Locate every line in the records below that contains the word "SHIP", and copy each one.

* BEGIN Supplied data *

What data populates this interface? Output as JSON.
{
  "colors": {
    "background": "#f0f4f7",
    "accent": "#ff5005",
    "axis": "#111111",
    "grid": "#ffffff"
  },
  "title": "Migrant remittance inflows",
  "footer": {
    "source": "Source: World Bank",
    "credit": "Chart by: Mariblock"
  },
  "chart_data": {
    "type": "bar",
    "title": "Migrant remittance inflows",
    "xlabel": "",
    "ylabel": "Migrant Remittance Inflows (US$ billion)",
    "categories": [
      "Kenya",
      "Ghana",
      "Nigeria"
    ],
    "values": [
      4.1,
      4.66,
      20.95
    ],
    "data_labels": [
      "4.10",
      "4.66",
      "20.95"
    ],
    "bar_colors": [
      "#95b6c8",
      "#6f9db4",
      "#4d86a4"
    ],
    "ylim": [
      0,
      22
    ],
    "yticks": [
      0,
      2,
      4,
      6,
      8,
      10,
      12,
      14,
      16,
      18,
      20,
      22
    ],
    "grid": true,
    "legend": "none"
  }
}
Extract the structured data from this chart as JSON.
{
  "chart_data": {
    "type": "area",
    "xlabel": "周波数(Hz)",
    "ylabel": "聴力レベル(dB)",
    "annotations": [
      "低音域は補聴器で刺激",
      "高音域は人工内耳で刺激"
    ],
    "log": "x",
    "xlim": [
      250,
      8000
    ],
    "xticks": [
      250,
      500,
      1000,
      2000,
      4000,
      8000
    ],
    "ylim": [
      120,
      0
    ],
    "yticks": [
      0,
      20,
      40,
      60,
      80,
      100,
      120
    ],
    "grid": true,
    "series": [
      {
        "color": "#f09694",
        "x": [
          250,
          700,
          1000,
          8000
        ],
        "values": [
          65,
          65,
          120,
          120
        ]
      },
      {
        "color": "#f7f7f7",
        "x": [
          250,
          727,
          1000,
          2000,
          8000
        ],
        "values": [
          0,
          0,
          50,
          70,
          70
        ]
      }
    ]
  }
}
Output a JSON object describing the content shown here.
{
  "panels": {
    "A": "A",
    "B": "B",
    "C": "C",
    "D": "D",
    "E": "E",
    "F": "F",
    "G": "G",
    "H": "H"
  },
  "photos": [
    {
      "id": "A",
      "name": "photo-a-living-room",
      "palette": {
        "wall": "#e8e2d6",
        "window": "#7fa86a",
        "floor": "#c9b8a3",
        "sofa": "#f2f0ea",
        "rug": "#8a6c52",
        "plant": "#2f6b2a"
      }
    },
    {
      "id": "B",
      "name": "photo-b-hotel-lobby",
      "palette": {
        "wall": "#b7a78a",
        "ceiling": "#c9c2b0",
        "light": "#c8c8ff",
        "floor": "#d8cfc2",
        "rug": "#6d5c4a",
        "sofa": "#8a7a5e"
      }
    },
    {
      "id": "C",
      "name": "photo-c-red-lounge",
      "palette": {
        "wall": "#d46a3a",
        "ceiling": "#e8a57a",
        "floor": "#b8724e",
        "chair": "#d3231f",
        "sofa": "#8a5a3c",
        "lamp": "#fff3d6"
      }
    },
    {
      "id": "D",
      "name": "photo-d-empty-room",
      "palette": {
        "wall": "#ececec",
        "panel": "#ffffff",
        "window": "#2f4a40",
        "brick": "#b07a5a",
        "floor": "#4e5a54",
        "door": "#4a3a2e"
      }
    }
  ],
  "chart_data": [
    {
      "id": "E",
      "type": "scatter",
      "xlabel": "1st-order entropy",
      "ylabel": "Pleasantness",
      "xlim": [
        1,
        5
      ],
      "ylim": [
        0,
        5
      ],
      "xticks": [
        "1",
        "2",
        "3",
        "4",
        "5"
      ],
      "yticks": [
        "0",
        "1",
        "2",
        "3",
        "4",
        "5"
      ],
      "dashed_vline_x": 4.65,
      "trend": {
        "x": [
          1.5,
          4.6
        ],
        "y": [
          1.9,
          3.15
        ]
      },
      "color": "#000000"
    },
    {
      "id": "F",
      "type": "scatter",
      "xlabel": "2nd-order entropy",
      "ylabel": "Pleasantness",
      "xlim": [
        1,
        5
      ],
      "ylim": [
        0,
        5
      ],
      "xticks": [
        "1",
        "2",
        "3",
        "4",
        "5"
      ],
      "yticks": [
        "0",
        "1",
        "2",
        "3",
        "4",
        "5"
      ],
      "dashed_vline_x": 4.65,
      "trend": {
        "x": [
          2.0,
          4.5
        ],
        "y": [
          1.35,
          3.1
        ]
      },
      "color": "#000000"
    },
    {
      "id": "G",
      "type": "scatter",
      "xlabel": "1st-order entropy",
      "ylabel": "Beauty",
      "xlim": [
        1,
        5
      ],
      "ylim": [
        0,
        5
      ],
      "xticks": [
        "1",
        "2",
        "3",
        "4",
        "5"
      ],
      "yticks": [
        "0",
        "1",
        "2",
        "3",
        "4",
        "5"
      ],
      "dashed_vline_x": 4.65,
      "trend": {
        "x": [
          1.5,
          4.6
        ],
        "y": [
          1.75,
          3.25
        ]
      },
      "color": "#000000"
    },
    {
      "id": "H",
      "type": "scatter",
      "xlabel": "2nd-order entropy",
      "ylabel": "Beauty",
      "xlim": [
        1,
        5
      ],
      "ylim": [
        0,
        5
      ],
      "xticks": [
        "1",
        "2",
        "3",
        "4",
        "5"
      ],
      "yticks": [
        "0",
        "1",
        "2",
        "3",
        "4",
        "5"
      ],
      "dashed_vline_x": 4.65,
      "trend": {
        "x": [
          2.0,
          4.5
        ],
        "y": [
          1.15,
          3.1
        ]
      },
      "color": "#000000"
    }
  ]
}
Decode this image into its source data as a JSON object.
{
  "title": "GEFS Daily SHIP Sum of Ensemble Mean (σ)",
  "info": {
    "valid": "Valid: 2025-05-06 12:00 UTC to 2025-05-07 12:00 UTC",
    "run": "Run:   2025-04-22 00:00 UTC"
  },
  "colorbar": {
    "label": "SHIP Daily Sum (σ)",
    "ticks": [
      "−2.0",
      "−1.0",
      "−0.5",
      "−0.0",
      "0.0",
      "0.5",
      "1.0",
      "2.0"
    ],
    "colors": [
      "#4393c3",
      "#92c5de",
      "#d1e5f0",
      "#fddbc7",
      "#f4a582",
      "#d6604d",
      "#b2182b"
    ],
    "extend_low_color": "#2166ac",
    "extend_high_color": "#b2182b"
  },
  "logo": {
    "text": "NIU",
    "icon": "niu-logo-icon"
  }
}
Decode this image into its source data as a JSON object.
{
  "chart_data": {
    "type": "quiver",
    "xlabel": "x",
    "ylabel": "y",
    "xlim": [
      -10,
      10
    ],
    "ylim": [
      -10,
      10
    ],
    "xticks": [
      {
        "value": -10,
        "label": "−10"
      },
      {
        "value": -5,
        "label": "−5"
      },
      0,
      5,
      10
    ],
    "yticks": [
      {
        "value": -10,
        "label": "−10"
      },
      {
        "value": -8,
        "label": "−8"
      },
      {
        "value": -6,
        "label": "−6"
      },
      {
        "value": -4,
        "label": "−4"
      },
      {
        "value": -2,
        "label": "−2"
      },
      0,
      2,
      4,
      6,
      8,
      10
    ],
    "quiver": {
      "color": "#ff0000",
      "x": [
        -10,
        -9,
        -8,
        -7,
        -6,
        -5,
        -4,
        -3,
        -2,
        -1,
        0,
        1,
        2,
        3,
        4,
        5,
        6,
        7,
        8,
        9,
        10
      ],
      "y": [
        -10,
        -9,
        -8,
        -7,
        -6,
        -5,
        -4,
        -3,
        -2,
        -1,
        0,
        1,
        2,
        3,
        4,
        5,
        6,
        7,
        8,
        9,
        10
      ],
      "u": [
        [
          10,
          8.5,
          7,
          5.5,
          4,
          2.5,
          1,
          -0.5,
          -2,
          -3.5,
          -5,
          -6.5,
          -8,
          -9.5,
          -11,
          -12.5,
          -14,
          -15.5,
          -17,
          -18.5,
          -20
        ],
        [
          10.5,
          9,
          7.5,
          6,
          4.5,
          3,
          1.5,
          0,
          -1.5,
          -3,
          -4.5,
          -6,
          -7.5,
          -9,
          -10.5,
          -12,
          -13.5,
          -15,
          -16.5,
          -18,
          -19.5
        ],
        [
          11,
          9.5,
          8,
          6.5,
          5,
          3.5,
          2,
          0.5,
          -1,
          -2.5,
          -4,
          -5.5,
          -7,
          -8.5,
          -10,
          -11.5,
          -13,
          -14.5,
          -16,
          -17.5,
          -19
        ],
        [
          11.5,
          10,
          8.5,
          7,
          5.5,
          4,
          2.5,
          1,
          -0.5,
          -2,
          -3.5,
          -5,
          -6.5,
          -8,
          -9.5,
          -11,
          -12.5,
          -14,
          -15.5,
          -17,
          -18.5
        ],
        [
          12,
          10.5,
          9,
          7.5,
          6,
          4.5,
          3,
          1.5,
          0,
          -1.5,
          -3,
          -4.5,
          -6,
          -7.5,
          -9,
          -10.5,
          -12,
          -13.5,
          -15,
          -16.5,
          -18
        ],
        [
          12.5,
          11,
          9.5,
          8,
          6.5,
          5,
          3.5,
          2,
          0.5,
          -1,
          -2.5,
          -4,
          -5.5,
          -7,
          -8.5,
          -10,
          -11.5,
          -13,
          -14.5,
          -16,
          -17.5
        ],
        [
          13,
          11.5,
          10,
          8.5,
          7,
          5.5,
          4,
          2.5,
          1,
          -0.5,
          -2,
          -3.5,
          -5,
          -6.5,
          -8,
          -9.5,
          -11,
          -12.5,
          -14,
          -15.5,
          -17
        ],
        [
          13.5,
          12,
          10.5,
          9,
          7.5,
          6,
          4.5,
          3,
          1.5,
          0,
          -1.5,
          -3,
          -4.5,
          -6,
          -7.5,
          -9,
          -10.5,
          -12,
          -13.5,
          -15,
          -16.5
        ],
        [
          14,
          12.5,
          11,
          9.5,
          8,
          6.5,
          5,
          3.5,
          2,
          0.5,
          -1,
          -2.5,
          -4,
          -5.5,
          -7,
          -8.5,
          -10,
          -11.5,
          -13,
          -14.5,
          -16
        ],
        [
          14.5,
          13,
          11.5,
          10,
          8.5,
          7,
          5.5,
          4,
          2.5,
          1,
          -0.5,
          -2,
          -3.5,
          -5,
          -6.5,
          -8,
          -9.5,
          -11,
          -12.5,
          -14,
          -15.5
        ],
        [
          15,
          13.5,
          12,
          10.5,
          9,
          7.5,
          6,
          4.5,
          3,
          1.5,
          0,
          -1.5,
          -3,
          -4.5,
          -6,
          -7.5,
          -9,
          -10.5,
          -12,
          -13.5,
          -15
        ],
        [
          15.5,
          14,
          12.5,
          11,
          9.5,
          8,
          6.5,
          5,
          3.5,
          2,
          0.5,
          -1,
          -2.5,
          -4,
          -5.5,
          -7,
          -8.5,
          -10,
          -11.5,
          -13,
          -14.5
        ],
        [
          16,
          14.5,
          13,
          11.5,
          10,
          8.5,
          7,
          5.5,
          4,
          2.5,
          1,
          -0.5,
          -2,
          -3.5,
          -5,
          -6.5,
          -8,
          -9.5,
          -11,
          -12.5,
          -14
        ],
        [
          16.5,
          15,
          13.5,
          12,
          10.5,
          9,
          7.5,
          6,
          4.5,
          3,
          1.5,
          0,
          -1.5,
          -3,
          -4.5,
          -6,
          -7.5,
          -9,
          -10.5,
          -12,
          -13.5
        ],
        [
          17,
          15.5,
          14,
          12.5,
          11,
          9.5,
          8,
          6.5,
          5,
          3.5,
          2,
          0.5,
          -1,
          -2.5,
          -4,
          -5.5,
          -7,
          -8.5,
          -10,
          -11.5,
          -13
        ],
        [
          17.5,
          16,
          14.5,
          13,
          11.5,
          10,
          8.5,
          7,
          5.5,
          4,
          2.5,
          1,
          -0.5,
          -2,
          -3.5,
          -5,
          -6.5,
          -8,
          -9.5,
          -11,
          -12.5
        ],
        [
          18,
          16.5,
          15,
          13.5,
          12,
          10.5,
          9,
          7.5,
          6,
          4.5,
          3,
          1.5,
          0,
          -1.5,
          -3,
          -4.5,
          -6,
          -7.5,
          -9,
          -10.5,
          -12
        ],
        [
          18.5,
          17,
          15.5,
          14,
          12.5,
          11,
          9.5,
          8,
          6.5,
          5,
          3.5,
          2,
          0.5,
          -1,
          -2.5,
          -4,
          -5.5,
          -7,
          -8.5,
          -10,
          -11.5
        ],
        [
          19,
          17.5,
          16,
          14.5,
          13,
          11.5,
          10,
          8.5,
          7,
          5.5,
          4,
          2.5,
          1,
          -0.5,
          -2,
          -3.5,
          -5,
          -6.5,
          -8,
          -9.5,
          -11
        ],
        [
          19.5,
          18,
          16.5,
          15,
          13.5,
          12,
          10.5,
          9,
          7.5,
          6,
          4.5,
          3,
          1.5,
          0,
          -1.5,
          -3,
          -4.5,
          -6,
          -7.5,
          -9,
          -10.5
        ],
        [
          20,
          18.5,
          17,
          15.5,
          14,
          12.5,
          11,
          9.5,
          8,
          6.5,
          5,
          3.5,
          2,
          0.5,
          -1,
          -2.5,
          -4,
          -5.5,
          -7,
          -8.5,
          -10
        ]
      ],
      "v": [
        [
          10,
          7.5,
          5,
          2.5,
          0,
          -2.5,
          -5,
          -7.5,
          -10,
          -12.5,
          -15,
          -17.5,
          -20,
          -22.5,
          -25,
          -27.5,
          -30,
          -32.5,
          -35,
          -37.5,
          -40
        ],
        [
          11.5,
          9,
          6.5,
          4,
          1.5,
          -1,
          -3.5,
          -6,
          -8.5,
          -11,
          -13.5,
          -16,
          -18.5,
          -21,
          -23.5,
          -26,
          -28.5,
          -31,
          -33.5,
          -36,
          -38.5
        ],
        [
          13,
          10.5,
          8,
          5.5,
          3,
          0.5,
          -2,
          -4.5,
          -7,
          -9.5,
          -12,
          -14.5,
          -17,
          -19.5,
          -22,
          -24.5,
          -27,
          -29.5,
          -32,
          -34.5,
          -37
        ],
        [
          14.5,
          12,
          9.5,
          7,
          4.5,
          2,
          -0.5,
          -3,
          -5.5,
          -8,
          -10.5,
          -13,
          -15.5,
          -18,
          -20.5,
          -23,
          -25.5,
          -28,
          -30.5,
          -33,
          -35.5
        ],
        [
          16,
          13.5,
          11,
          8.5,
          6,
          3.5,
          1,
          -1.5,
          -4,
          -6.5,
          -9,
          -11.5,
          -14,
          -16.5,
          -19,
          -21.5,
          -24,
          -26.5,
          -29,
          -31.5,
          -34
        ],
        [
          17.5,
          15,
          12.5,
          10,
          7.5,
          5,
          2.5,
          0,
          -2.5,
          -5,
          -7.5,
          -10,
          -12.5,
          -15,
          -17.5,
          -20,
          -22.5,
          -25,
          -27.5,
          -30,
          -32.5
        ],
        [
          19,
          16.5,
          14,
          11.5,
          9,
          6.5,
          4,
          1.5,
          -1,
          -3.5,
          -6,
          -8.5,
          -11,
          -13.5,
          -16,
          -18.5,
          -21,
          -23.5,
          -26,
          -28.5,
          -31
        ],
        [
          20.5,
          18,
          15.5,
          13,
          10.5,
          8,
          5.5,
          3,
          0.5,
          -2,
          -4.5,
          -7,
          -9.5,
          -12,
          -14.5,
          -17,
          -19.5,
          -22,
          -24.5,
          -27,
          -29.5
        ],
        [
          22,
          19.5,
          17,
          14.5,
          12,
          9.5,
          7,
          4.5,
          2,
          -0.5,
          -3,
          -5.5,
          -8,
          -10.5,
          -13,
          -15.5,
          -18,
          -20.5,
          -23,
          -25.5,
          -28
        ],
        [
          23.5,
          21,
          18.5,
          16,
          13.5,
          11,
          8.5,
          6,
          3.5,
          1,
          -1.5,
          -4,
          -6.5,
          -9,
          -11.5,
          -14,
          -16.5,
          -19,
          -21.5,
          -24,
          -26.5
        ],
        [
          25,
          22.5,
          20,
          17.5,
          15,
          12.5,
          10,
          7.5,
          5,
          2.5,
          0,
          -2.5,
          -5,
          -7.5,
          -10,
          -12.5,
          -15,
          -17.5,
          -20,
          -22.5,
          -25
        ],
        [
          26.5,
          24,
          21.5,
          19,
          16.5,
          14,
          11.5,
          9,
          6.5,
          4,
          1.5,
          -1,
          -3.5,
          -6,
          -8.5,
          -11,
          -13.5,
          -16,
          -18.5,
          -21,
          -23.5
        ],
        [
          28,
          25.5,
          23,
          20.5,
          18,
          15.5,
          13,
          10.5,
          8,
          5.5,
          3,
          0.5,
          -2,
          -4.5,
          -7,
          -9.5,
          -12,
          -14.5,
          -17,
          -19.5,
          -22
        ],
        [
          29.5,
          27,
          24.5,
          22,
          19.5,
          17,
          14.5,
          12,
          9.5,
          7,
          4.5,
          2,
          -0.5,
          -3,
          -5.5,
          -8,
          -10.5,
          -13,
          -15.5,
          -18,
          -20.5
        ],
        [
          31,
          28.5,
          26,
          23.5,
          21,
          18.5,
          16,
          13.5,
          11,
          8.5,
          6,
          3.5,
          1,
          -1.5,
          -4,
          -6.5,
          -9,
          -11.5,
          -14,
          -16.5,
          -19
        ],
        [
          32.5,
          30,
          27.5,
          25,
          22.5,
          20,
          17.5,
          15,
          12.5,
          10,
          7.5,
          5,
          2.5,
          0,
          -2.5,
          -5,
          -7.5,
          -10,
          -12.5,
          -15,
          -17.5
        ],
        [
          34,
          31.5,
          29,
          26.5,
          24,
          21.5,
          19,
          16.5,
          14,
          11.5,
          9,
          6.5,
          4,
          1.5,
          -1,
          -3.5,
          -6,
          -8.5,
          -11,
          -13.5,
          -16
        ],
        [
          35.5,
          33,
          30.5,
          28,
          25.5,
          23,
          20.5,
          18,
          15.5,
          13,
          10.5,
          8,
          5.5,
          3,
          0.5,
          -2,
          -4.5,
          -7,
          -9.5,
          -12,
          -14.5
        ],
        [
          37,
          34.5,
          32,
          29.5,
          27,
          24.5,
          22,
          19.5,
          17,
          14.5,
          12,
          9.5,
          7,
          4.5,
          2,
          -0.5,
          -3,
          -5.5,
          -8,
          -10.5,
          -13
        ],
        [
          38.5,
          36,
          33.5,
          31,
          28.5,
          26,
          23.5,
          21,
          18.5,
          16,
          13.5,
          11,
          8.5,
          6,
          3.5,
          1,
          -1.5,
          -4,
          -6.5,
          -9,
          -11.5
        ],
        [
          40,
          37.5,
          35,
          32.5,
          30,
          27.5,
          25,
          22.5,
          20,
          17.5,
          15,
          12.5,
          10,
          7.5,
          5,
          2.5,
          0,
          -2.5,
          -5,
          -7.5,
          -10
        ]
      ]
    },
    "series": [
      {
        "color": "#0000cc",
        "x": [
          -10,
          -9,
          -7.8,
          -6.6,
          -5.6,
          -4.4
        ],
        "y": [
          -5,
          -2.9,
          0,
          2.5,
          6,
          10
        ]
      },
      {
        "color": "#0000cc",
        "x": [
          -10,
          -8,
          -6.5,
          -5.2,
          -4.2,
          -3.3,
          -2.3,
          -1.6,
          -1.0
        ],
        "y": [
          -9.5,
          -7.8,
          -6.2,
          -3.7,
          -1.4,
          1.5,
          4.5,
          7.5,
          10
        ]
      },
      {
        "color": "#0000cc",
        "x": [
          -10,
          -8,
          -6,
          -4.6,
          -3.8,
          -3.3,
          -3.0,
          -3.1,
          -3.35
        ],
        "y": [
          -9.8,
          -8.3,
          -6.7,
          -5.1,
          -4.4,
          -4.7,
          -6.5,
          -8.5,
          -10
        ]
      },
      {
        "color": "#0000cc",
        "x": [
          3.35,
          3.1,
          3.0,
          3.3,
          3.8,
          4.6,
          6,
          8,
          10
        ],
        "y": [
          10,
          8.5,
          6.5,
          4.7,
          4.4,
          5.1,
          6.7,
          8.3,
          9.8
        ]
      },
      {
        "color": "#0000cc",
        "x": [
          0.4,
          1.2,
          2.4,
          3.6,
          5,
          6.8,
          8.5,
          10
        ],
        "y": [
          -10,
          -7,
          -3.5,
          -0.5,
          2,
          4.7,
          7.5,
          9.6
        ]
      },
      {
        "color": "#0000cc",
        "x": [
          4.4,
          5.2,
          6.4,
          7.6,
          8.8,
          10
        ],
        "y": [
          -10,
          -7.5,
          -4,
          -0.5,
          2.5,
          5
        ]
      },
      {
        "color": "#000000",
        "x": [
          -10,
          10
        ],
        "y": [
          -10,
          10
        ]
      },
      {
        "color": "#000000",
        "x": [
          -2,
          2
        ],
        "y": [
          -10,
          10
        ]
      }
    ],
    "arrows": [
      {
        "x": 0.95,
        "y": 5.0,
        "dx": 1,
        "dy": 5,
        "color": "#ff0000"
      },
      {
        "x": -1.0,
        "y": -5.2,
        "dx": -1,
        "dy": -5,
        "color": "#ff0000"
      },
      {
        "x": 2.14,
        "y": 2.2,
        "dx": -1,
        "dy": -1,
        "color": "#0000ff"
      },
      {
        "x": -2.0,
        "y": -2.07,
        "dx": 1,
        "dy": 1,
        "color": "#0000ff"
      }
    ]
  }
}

* END Supplied data *

* **Solution for this problem**
  "title": "GEFS Daily SHIP Sum of Ensemble Mean (σ)",
    "label": "SHIP Daily Sum (σ)",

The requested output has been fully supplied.